Do any lines in the data below contain "this"? If so, copy every one of them.

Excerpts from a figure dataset

----

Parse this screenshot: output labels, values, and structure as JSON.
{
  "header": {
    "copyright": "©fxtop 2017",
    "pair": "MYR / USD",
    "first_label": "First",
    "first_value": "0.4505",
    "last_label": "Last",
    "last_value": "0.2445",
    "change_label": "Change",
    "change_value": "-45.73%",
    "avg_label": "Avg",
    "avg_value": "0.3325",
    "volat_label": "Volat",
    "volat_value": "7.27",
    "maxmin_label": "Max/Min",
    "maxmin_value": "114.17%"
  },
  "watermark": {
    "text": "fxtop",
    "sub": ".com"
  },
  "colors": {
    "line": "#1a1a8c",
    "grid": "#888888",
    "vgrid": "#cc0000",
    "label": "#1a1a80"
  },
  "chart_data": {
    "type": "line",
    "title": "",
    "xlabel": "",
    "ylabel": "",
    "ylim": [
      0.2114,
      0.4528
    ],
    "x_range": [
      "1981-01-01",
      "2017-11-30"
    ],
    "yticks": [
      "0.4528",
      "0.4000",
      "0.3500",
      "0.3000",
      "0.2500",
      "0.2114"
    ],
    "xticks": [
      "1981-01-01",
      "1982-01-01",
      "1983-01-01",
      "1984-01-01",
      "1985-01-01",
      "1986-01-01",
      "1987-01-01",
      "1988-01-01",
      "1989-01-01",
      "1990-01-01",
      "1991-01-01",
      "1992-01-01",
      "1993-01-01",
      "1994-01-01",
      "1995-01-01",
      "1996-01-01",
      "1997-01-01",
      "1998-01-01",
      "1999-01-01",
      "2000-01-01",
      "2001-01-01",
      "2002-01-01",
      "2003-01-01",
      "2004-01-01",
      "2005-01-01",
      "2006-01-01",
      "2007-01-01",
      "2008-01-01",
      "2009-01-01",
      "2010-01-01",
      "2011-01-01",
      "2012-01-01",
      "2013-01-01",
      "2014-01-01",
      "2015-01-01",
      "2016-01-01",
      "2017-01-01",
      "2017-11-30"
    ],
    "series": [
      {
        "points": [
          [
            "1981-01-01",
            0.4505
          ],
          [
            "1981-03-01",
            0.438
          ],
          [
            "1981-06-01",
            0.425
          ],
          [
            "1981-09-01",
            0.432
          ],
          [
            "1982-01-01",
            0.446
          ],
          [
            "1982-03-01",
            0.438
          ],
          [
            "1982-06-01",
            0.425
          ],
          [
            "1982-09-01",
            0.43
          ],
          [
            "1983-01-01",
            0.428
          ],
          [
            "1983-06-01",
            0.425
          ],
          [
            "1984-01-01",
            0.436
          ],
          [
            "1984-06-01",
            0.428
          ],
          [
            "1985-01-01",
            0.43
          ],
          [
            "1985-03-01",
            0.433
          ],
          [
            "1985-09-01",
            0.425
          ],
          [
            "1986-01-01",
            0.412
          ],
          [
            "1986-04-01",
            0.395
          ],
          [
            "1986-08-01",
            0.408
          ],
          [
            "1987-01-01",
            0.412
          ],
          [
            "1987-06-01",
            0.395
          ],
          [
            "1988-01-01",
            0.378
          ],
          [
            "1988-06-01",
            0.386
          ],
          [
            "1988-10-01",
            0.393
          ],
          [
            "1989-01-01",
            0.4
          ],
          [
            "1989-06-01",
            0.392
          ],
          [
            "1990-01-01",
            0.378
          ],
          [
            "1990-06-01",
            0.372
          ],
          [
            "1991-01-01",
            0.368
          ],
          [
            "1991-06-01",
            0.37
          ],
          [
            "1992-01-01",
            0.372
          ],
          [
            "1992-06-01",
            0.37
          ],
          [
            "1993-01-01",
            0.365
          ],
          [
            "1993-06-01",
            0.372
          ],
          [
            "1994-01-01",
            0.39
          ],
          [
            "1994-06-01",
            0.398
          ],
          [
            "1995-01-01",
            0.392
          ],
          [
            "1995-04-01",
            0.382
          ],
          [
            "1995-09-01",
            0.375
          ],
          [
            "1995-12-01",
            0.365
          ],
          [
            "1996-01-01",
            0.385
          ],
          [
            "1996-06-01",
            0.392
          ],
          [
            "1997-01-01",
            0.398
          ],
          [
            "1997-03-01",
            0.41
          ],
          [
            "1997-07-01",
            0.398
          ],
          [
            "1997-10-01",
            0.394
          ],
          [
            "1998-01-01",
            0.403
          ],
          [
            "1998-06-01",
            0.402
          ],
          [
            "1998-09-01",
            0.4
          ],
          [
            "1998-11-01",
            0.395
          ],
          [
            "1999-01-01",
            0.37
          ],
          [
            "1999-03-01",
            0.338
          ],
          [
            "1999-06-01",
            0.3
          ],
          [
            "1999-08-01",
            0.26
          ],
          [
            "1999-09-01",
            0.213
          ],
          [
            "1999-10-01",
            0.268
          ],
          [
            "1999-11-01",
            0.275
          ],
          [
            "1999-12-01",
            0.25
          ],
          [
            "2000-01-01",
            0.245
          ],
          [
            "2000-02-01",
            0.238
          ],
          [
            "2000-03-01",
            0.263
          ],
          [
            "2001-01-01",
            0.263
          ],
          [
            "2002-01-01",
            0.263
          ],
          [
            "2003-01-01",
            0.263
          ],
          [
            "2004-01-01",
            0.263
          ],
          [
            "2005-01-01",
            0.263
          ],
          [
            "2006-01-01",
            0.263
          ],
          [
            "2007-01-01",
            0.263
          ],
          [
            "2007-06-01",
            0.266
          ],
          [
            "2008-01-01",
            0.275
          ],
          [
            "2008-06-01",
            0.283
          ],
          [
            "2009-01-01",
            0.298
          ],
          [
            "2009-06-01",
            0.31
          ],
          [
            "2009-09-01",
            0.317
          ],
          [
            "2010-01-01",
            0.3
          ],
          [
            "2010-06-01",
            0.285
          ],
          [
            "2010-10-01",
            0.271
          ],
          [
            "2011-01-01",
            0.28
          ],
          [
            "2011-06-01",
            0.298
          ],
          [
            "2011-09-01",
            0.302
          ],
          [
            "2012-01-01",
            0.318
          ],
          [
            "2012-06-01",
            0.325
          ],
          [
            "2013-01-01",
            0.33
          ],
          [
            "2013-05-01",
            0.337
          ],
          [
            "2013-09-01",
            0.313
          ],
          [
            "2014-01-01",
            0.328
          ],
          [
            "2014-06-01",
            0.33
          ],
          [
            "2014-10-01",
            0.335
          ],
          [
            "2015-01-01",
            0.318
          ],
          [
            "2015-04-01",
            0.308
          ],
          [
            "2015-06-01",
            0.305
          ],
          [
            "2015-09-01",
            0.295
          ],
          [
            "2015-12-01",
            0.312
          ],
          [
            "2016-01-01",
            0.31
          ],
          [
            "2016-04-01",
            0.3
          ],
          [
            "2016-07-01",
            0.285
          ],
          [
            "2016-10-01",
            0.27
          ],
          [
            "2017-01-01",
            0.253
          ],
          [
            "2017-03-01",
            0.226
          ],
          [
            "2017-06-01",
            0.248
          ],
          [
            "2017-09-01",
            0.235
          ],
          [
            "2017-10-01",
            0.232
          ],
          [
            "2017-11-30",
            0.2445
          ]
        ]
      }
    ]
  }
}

----

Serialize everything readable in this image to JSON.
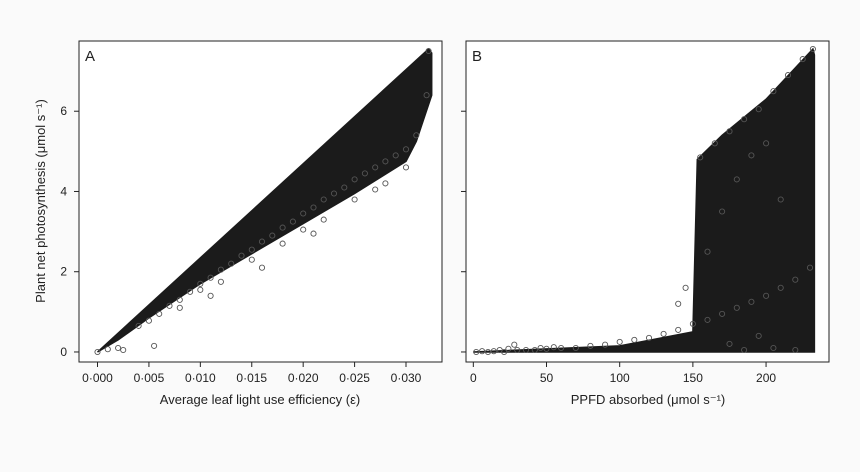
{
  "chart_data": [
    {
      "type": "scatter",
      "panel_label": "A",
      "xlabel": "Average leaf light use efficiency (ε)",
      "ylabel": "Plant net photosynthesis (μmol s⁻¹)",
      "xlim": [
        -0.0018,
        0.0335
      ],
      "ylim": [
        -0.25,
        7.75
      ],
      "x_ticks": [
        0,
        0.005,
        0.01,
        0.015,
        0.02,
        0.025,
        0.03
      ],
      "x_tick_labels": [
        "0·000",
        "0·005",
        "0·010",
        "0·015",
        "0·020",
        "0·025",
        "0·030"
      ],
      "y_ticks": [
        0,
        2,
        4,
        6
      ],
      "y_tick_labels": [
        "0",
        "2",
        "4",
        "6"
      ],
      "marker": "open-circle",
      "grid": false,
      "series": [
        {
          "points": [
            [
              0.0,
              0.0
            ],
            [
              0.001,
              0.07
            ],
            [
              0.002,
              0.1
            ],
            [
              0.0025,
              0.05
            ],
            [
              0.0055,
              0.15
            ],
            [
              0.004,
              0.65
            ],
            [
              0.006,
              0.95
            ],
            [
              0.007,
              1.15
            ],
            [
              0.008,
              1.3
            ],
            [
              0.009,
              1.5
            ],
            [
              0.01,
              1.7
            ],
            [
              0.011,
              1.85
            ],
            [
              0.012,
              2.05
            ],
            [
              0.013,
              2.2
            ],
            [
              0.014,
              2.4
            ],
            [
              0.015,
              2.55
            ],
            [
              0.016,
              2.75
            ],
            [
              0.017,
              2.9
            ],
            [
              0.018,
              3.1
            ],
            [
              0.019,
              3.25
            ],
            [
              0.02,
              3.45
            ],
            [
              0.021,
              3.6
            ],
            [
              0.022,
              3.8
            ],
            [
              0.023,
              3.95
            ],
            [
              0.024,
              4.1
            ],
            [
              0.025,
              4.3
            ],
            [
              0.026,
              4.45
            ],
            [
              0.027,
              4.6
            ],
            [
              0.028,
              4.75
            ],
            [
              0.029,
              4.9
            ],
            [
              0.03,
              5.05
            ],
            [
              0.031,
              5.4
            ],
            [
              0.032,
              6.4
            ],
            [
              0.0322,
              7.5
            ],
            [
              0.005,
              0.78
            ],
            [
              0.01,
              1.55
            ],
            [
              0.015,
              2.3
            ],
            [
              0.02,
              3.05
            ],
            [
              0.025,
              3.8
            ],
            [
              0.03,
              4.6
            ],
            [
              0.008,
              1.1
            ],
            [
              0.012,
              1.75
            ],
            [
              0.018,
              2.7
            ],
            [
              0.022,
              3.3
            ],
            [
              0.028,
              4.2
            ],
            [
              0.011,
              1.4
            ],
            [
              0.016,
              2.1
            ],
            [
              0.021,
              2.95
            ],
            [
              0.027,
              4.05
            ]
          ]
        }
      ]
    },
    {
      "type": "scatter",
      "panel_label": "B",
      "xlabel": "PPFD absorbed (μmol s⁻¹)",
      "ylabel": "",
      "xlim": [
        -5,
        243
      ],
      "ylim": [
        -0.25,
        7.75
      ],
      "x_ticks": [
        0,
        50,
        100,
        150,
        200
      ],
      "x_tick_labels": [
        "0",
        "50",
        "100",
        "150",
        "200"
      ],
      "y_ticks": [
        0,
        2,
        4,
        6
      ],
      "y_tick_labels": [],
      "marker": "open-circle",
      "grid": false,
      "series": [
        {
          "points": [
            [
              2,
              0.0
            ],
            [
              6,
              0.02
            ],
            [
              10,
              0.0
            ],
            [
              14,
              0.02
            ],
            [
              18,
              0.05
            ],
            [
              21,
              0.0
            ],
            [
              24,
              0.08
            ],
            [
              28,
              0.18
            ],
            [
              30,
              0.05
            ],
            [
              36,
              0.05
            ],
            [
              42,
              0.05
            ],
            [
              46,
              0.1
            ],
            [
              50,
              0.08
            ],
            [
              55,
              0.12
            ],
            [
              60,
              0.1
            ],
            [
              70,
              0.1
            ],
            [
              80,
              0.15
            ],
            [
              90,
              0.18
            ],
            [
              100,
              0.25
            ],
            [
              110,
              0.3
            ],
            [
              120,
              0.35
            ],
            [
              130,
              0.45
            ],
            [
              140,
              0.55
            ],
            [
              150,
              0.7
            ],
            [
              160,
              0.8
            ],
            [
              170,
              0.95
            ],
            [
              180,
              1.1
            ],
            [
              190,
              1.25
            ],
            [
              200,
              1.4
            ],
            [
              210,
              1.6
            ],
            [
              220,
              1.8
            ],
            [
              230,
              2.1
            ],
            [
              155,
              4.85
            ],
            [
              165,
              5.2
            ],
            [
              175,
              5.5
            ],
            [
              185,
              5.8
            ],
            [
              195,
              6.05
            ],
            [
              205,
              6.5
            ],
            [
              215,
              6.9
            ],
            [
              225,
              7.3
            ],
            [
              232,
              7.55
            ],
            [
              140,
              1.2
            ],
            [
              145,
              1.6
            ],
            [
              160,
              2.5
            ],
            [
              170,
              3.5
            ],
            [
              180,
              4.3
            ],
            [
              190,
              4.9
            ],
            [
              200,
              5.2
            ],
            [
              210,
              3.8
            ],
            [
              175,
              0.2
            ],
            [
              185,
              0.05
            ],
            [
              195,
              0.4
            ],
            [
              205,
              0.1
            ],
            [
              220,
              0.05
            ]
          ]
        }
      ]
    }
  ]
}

----

** RIGHT ANSWER **
Parse this screenshot: output labels, values, and structure as JSON.
Serialize everything readable in this image to JSON.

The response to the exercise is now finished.